[BEGIN Provided passage]
The Jewish people are once again under the same threat that they have been for most of their history: that of extremism. Jews have faced many forms of extremism, ranging from the Spanish Inquisition, to Eastern European pogroms, to the Nazis. Today, radical Islamism and growing populist anti-Semitism pose serious threats to Jews across the world — threats that are difficult to combat. But even more concerning than radical Islam and populist anti-Semitism is Jewish extremism itself, which could undermine the vast progress made by the Jewish people.
Israeli Prime Minster Benjamin Netanyahu’s Likud party, which just last week won a plurality of seats in the Israeli parliamentary elections, virtually guaranteeing a continuation of its government, has engaged in extreme militarism toward Palestinians. These policies delegitimize Israel in the eyes of its international supporters, and moreover, threaten the Jewish people by failing to preserve the legitimacy of their national homeland, Israel.
For so much of history, the Jewish people have been oppressed and persecuted by governments and societies that failed to recognize Jews as citizens, limited their educational opportunities and professions and circumscribed where they could live. But now, approximately 14 million Jewish people flourish in Israel, North America and other parts of the world. To be sure, there is still organized anti-Semitic and anti-Zionist activity directed towards Jews throughout world, but most of this activity is not sponsored by legitimate governments.
The Islamic State may call for the destruction of Israel, and too many violent acts of anti-Semitism occur, as we tragically saw in the Ile-de-France terrorist attacks over the winter, but most powers that be condemn this anti-Semitism, and Israel has never been in a stronger position to defend itself militarily from its enemies.
But the Israeli political right wing, led by Netanyahu’s Likud party, is undermining the progress of the Jewish people. The Netanyahu government’s militarism and oppression of Palestinians has soiled global opinion of Israel.
The state of Israel was created by the United Nations in the wake of World War II to protect the Jewish people from the oppression that they had so long endured. For decades, Israel was spectacularly successful in protecting the Jewish people, and moreover, acted as a model state while doing so — turning the desert into farmland, acting as a beacon of liberal democracy in the authoritarian Middle East, fending off its enemies in spectacular military victories and developing a prosperous startup economy.
To be sure, Israel has always had flaws. It has often acted in its own interest and in the interest of the Jewish people with little regard to Palestinians. The blockade of the Gaza Strip has deprived Gazans of basic resources and human decency with questionable strategic benefit. And the Jewish settlements in the West Bank since the Six-Day War in 1967 have displaced Palestinians and made a lasting peace settlement more difficult to achieve.
But nonetheless, the powers of Europe and the United States have supported Israel as a liberal democracy and a Jewish state for the many virtues that outweighed these flaws. They have provided financial, military and diplomatic resources that have allowed Israel to flourish.
[END Provided passage]
• [Tasks to carry out]:
a – According to the essay, why have the powers of Europe and the United States supported Israel despite its flaws?
b – Update the rows from the line with "Patent image size: (1386, 956)." through the end of the rows, replacing "prior art" with "conventional" and keeping everything else the same.
[BEGIN Information provided]
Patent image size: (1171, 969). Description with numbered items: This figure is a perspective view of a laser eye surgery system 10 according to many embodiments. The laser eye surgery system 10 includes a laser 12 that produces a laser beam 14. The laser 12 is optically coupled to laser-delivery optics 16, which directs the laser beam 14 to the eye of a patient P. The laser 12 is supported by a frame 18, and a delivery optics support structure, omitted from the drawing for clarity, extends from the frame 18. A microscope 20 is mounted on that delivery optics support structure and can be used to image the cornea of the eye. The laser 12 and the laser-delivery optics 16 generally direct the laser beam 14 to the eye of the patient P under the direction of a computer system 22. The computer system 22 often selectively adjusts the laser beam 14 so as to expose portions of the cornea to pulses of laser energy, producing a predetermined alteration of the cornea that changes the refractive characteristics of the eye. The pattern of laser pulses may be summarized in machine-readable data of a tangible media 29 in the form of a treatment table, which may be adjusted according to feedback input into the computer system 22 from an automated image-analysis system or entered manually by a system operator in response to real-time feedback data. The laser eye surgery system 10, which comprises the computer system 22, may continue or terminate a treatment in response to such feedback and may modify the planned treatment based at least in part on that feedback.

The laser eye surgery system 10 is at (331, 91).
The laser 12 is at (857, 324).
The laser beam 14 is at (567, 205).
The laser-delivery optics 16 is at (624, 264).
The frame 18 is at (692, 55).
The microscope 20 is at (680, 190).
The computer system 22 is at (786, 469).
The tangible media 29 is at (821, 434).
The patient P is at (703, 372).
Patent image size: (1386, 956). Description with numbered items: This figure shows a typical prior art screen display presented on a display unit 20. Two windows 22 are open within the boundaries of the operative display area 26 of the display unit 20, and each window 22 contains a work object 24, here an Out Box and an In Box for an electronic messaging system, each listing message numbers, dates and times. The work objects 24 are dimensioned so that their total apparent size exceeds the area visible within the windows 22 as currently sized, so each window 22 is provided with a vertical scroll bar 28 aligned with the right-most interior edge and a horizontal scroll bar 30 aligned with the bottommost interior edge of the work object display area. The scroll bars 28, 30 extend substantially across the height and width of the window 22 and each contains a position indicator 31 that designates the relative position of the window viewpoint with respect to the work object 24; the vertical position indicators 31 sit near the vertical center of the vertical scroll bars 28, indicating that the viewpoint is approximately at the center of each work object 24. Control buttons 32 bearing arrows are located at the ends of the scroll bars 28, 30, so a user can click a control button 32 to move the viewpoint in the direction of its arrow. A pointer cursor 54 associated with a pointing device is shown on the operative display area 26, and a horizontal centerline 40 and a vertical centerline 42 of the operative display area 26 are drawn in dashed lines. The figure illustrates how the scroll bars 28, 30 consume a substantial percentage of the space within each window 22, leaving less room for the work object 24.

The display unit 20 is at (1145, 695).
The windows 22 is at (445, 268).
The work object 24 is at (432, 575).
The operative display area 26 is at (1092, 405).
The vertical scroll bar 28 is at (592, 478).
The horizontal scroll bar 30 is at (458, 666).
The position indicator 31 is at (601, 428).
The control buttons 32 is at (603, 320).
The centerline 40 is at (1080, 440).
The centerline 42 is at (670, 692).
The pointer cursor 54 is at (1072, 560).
[END Information provided]
• [Solved problems]:
a – They have supported Israel as a liberal democracy and a Jewish state because its many virtues outweighed its flaws. That support has come as financial, military and diplomatic resources that allowed Israel to flourish.

b –
Patent image size: (1386, 956). Description with numbered items: This figure shows a typical conventional screen display presented on a display unit 20. Two windows 22 are open within the boundaries of the operative display area 26 of the display unit 20, and each window 22 contains a work object 24, here an Out Box and an In Box for an electronic messaging system, each listing message numbers, dates and times. The work objects 24 are dimensioned so that their total apparent size exceeds the area visible within the windows 22 as currently sized, so each window 22 is provided with a vertical scroll bar 28 aligned with the right-most interior edge and a horizontal scroll bar 30 aligned with the bottommost interior edge of the work object display area. The scroll bars 28, 30 extend substantially across the height and width of the window 22 and each contains a position indicator 31 that designates the relative position of the window viewpoint with respect to the work object 24; the vertical position indicators 31 sit near the vertical center of the vertical scroll bars 28, indicating that the viewpoint is approximately at the center of each work object 24. Control buttons 32 bearing arrows are located at the ends of the scroll bars 28, 30, so a user can click a control button 32 to move the viewpoint in the direction of its arrow. A pointer cursor 54 associated with a pointing device is shown on the operative display area 26, and a horizontal centerline 40 and a vertical centerline 42 of the operative display area 26 are drawn in dashed lines. The figure illustrates how the scroll bars 28, 30 consume a substantial percentage of the space within each window 22, leaving less room for the work object 24.

The display unit 20 is at (1145, 695).
The windows 22 is at (445, 268).
The work object 24 is at (432, 575).
The operative display area 26 is at (1092, 405).
The vertical scroll bar 28 is at (592, 478).
The horizontal scroll bar 30 is at (458, 666).
The position indicator 31 is at (601, 428).
The control buttons 32 is at (603, 320).
The centerline 40 is at (1080, 440).
The centerline 42 is at (670, 692).
The pointer cursor 54 is at (1072, 560).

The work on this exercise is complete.